* **PROMPT**:
Every entry that follows should be reproduced exactly.
··· TASK INPUT ···
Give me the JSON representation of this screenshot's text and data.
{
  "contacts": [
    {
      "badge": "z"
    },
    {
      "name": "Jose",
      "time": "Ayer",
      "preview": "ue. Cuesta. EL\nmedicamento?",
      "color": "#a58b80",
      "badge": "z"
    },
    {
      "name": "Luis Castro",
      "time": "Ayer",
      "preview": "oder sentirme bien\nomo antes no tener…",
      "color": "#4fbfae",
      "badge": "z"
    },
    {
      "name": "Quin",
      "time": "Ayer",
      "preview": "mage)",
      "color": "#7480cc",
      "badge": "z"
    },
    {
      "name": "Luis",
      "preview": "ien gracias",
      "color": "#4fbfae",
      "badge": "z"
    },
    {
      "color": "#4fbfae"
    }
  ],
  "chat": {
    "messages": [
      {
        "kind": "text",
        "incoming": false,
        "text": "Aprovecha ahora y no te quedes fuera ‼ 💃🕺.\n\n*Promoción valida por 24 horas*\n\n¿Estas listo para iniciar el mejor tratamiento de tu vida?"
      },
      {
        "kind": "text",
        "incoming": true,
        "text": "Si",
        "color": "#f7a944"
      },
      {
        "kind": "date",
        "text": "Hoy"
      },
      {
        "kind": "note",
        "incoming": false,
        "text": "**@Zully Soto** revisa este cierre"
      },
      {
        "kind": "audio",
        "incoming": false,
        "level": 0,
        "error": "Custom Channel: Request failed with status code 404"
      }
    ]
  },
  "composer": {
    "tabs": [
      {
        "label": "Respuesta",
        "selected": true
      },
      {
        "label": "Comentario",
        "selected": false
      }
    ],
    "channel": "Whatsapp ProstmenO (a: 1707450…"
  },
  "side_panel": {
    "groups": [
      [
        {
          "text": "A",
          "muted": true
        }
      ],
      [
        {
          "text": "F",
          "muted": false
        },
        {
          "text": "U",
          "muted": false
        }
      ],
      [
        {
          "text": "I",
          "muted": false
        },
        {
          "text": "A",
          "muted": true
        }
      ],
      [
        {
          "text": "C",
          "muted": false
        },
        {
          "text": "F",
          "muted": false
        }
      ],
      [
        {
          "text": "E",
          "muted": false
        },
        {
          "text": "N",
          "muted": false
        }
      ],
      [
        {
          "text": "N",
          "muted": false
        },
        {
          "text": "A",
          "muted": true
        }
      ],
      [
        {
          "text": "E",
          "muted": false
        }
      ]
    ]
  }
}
···
* **ANSWER FOR THIS EXERCISE**:
Give me the JSON representation of this screenshot's text and data.
{
  "contacts": [
    {
      "badge": "z"
    },
    {
      "name": "Jose",
      "time": "Ayer",
      "preview": "ue. Cuesta. EL\nmedicamento?",
      "color": "#a58b80",
      "badge": "z"
    },
    {
      "name": "Luis Castro",
      "time": "Ayer",
      "preview": "oder sentirme bien\nomo antes no tener…",
      "color": "#4fbfae",
      "badge": "z"
    },
    {
      "name": "Quin",
      "time": "Ayer",
      "preview": "mage)",
      "color": "#7480cc",
      "badge": "z"
    },
    {
      "name": "Luis",
      "preview": "ien gracias",
      "color": "#4fbfae",
      "badge": "z"
    },
    {
      "color": "#4fbfae"
    }
  ],
  "chat": {
    "messages": [
      {
        "kind": "text",
        "incoming": false,
        "text": "Aprovecha ahora y no te quedes fuera ‼ 💃🕺.\n\n*Promoción valida por 24 horas*\n\n¿Estas listo para iniciar el mejor tratamiento de tu vida?"
      },
      {
        "kind": "text",
        "incoming": true,
        "text": "Si",
        "color": "#f7a944"
      },
      {
        "kind": "date",
        "text": "Hoy"
      },
      {
        "kind": "note",
        "incoming": false,
        "text": "**@Zully Soto** revisa este cierre"
      },
      {
        "kind": "audio",
        "incoming": false,
        "level": 0,
        "error": "Custom Channel: Request failed with status code 404"
      }
    ]
  },
  "composer": {
    "tabs": [
      {
        "label": "Respuesta",
        "selected": true
      },
      {
        "label": "Comentario",
        "selected": false
      }
    ],
    "channel": "Whatsapp ProstmenO (a: 1707450…"
  },
  "side_panel": {
    "groups": [
      [
        {
          "text": "A",
          "muted": true
        }
      ],
      [
        {
          "text": "F",
          "muted": false
        },
        {
          "text": "U",
          "muted": false
        }
      ],
      [
        {
          "text": "I",
          "muted": false
        },
        {
          "text": "A",
          "muted": true
        }
      ],
      [
        {
          "text": "C",
          "muted": false
        },
        {
          "text": "F",
          "muted": false
        }
      ],
      [
        {
          "text": "E",
          "muted": false
        },
        {
          "text": "N",
          "muted": false
        }
      ],
      [
        {
          "text": "N",
          "muted": false
        },
        {
          "text": "A",
          "muted": true
        }
      ],
      [
        {
          "text": "E",
          "muted": false
        }
      ]
    ]
  }
}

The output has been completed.